─── SUPPLIED RECORDS ───

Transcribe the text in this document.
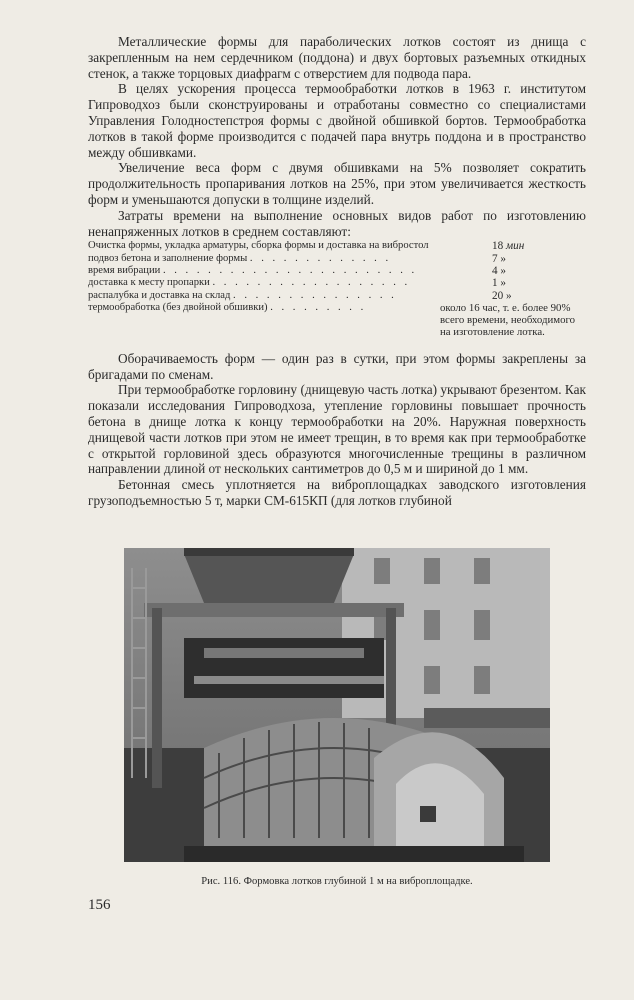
Металлические формы для параболических лотков состоят из днища с закрепленным на нем сердечником (поддона) и двух бортовых разъемных откидных стенок, а также торцовых диафрагм с отверстием для подвода пара.

В целях ускорения процесса термообработки лотков в 1963 г. институтом Гипроводхоз были сконструированы и отработаны совместно со специалистами Управления Голодностепстроя формы с двойной обшивкой бортов. Термообработка лотков в такой форме производится с подачей пара внутрь поддона и в пространство между обшивками.

Увеличение веса форм с двумя обшивками на 5% позволяет сократить продолжительность пропаривания лотков на 25%, при этом увеличивается жесткость форм и уменьшаются допуски в толщине изделий.

Затраты времени на выполнение основных видов работ по изготовлению ненапряженных лотков в среднем составляют:

Очистка формы, укладка арматуры, сборка формы и доставка на вибростол	18 мин
подвоз бетона и заполнение формы . . . . . . . . . . . . .	7 »
время вибрации . . . . . . . . . . . . . . . . . . . . . . .	4 »
доставка к месту пропарки . . . . . . . . . . . . . . . . . .	1 »
распалубка и доставка на склад . . . . . . . . . . . . . . .	20 »
термообработка (без двойной обшивки) . . . . . . . . .	около 16 час, т. е. более 90% всего времени, необходимого на изготовление лотка.

Оборачиваемость форм — один раз в сутки, при этом формы закреплены за бригадами по сменам.

При термообработке горловину (днищевую часть лотка) укрывают брезентом. Как показали исследования Гипроводхоза, утепление горловины повышает прочность бетона в днище лотка к концу термообработки на 20%. Наружная поверхность днищевой части лотков при этом не имеет трещин, в то время как при термообработке с открытой горловиной здесь образуются многочисленные трещины в различном направлении длиной от нескольких сантиметров до 0,5 м и шириной до 1 мм.

Бетонная смесь уплотняется на виброплощадках заводского изготовления грузоподъемностью 5 т, марки СМ-615КП (для лотков глубиной

Рис. 116. Формовка лотков глубиной 1 м на виброплощадке.
156
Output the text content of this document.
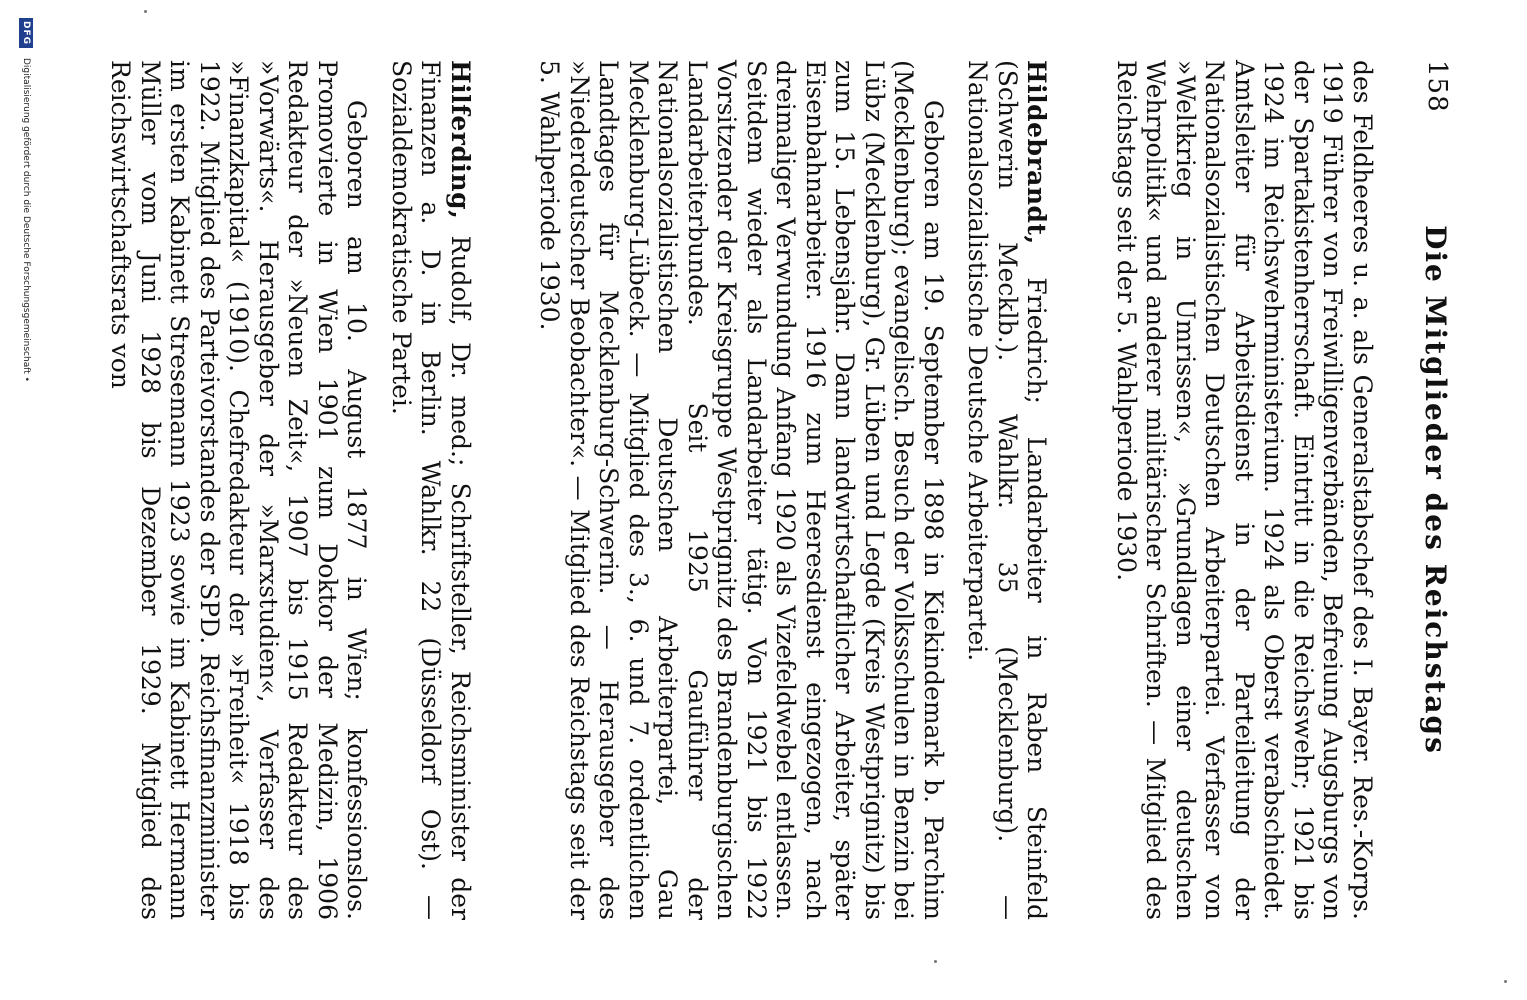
158
Die Mitglieder des Reichstags

des Feldheeres u. a. als Generalstabschef des I. Bayer. Res.-Korps. 1919 Führer von Freiwilligenverbänden, Befreiung Augsburgs von der Spartakistenherrschaft. Eintritt in die Reichswehr; 1921 bis 1924 im Reichswehrministerium. 1924 als Oberst verabschiedet. Amtsleiter für Arbeitsdienst in der Parteileitung der Nationalsozialistischen Deutschen Arbeiterpartei. Verfasser von »Weltkrieg in Umrissen«, »Grundlagen einer deutschen Wehrpolitik« und anderer militärischer Schriften. — Mitglied des Reichstags seit der 5. Wahlperiode 1930.

Hildebrandt, Friedrich; Landarbeiter in Raben Steinfeld (Schwerin Mecklb.). Wahlkr. 35 (Mecklenburg). — Nationalsozialistische Deutsche Arbeiterpartei.

Geboren am 19. September 1898 in Kiekindemark b. Parchim (Mecklenburg); evangelisch. Besuch der Volksschulen in Benzin bei Lübz (Mecklenburg), Gr. Lüben und Legde (Kreis Westprignitz) bis zum 15. Lebensjahr. Dann landwirtschaftlicher Arbeiter, später Eisenbahnarbeiter. 1916 zum Heeresdienst eingezogen, nach dreimaliger Verwundung Anfang 1920 als Vizefeldwebel entlassen. Seitdem wieder als Landarbeiter tätig. Von 1921 bis 1922 Vorsitzender der Kreisgruppe Westprignitz des Brandenburgischen Landarbeiterbundes. Seit 1925 Gauführer der Nationalsozialistischen Deutschen Arbeiterpartei, Gau Mecklenburg-Lübeck. — Mitglied des 3., 6. und 7. ordentlichen Landtages für Mecklenburg-Schwerin. — Herausgeber des »Niederdeutscher Beobachter«. — Mitglied des Reichstags seit der 5. Wahlperiode 1930.

Hilferding, Rudolf, Dr. med.; Schriftsteller, Reichsminister der Finanzen a. D. in Berlin. Wahlkr. 22 (Düsseldorf Ost). — Sozialdemokratische Partei.

Geboren am 10. August 1877 in Wien; konfessionslos. Promovierte in Wien 1901 zum Doktor der Medizin, 1906 Redakteur der »Neuen Zeit«, 1907 bis 1915 Redakteur des »Vorwärts«. Herausgeber der »Marxstudien«, Verfasser des »Finanzkapital« (1910). Chefredakteur der »Freiheit« 1918 bis 1922. Mitglied des Parteivorstandes der SPD. Reichsfinanzminister im ersten Kabinett Stresemann 1923 sowie im Kabinett Hermann Müller vom Juni 1928 bis Dezember 1929. Mitglied des Reichswirtschaftsrats von

DFG
Digitalisierung gefördert durch die Deutsche Forschungsgemeinschaft •
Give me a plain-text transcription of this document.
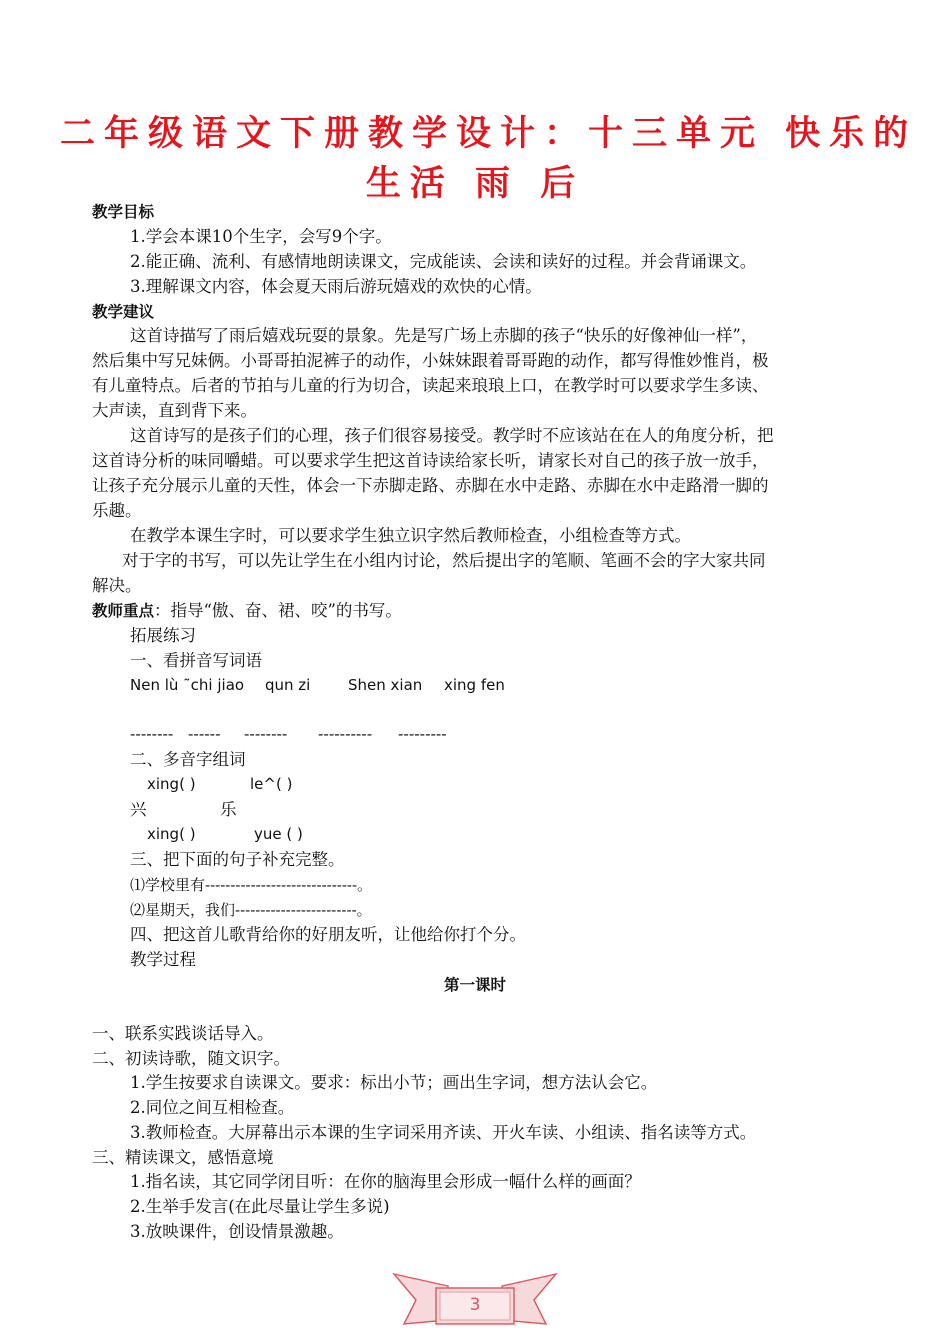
二年级语文下册教学设计：十三单元 快乐的
生活 雨 后
教学目标
1.学会本课10个生字，会写9个字。
2.能正确、流利、有感情地朗读课文，完成能读、会读和读好的过程。并会背诵课文。
3.理解课文内容，体会夏天雨后游玩嬉戏的欢快的心情。
教学建议
这首诗描写了雨后嬉戏玩耍的景象。先是写广场上赤脚的孩子“快乐的好像神仙一样”，
然后集中写兄妹俩。小哥哥拍泥裤子的动作，小妹妹跟着哥哥跑的动作，都写得惟妙惟肖，极
有儿童特点。后者的节拍与儿童的行为切合，读起来琅琅上口，在教学时可以要求学生多读、
大声读，直到背下来。
这首诗写的是孩子们的心理，孩子们很容易接受。教学时不应该站在在人的角度分析，把
这首诗分析的味同嚼蜡。可以要求学生把这首诗读给家长听，请家长对自己的孩子放一放手，
让孩子充分展示儿童的天性，体会一下赤脚走路、赤脚在水中走路、赤脚在水中走路滑一脚的
乐趣。
在教学本课生字时，可以要求学生独立识字然后教师检查，小组检查等方式。
对于字的书写，可以先让学生在小组内讨论，然后提出字的笔顺、笔画不会的字大家共同
解决。
教师重点：指导“傲、奋、裙、咬”的书写。
拓展练习
一、看拼音写词语
Nen lù ˜chi jiao qun zi	Shen xian xing fen
-------- ------ -------- ---------- ---------
二、多音字组词
xing( )	le^( )
兴	乐
xing( )	yue ( )
三、把下面的句子补充完整。
⑴学校里有------------------------------。
⑵星期天，我们------------------------。
四、把这首儿歌背给你的好朋友听，让他给你打个分。
教学过程
第一课时
一、联系实践谈话导入。
二、初读诗歌，随文识字。
1.学生按要求自读课文。要求：标出小节；画出生字词，想方法认会它。
2.同位之间互相检查。
3.教师检查。大屏幕出示本课的生字词采用齐读、开火车读、小组读、指名读等方式。
三、精读课文，感悟意境
1.指名读，其它同学闭目听：在你的脑海里会形成一幅什么样的画面？
2.生举手发言(在此尽量让学生多说)
3.放映课件，创设情景激趣。
3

───

» **STATED TASK**:
Pick out every line above that contains the word "xing" and copy it.

» **SOLUTION FOR THIS TASK**:
Nen lù ˜chi jiao qun zi	Shen xian xing fen
xing( )	le^( )
xing( )	yue ( )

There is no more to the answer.